-- BEGIN SOURCE DOCUMENT --

Activity system is the fundamental unit of “the whole” (Vygotsky 1978) for analyzing human activity from the perspective of CHAT (Engeström 1987/2015). In the classical triangle model, seven elements constitute the whole system, which describes the complex context of human learning and development in the real world. In the triangle model (see G2 in Fig. 2), the subject is the individual or groups of individuals involved in a certain activity. The artifacts include tools and signs that can act as resources for the subject during the activity. The object is the motive behind the activity. The community is the social group to which the subject belongs and in which the subject is engaged in an activity. The rules are both formal and informal regulations that can affect how the activity takes place in varying degrees. The division of labor refers to how the object is shared among the community. The outcome of an activity system is the result of the activity, which is normally unexpected by the subject (Engeström 1987/2015). The seven elements compose a holistic system by which this analysis method enhances an understanding of the human activity situated in a collective context.

-- END SOURCE DOCUMENT --
-- BEGIN MATERIAL SUPPLIED --

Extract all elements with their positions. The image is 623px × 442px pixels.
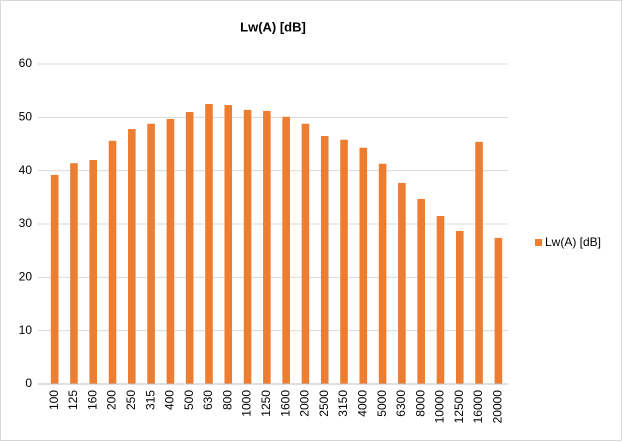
bar (398, 182, 406, 384)
x-tick-label: 6300 (394, 390, 408, 417)
x-tick-label: 2000 (298, 390, 312, 417)
x-tick-label: 1250 (259, 390, 273, 417)
bar (475, 141, 483, 384)
y-tick-label: 20 (19, 270, 33, 284)
bar (185, 112, 194, 384)
bar (263, 110, 271, 384)
x-tick-label: 12500 (452, 390, 466, 424)
bar (243, 109, 252, 384)
x-tick-label: 630 (201, 390, 215, 410)
y-tick-label: 60 (19, 56, 33, 70)
x-tick-label: 125 (66, 390, 80, 410)
x-tick-label: 1000 (240, 390, 254, 417)
x-tick-label: 3150 (336, 390, 350, 417)
y-tick-label: 10 (19, 323, 33, 337)
x-tick-label: 10000 (433, 390, 447, 424)
x-tick-label: 200 (105, 390, 119, 410)
x-tick-label: 250 (124, 390, 138, 410)
bar (301, 123, 310, 384)
x-tick-label: 500 (182, 390, 196, 410)
bar (70, 163, 78, 384)
x-tick-label: 5000 (375, 390, 389, 417)
x-tick-label: 16000 (471, 390, 485, 424)
bar (320, 136, 329, 384)
y-tick-label: 50 (19, 110, 33, 124)
bar (494, 237, 503, 384)
y-tick-label: 40 (19, 163, 33, 177)
bar (147, 123, 155, 384)
bar (417, 198, 425, 384)
y-tick-label: 0 (25, 376, 32, 390)
bar (128, 129, 136, 384)
x-tick-label: 8000 (413, 390, 427, 417)
bar (455, 230, 464, 384)
bar (108, 140, 117, 384)
bar (282, 116, 290, 385)
x-tick-label: 400 (163, 390, 177, 410)
x-tick-label: 4000 (355, 390, 369, 417)
bar (50, 174, 59, 384)
x-tick-label: 1600 (278, 390, 292, 417)
bar (224, 105, 233, 385)
x-tick-label: 160 (85, 390, 99, 410)
x-tick-label: 315 (143, 390, 157, 410)
y-tick-label: 30 (19, 216, 33, 230)
bar (378, 163, 387, 384)
x-tick-label: 800 (220, 390, 234, 410)
chart-title: Lw(A) [dB] (240, 19, 306, 34)
x-tick-label: 100 (47, 390, 61, 410)
bar (340, 139, 348, 384)
x-tick-label: 20000 (491, 390, 505, 424)
bar (359, 147, 368, 384)
x-tick-label: 2500 (317, 390, 331, 417)
bar (166, 118, 175, 384)
bar (205, 104, 213, 384)
bar (89, 160, 98, 384)
legend-swatch (535, 239, 542, 246)
legend-label: Lw(A) [dB] (545, 235, 601, 249)
bar (436, 216, 445, 384)
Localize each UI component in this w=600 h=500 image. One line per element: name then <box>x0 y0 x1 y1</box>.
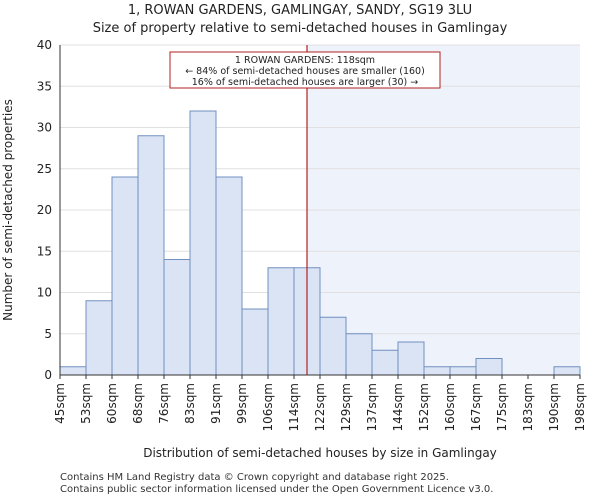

-- END MATERIAL SUPPLIED --

▶ _EXERCISE TASKS_:
(a) Using the passage on activity systems above, decide whether each statement agrees with it, and support each yes or no with the deciding words from the passage, quoted exactly. (i) The classical triangle model is made up of seven parts. (ii) The object is the social group to which the subject belongs. (iii) The outcome of an activity system is usually expected by the subject.
(b) According to the passage on activity systems above, what does the division of labor refer to?

▶ _EXPECTED RESULTS_:
(a)
(i) Yes: "seven elements constitute the whole system"
(ii) No: "The object is the motive behind the activity."
(iii) No: "which is normally unexpected by the subject"

(b) It refers to how the object is shared among the community.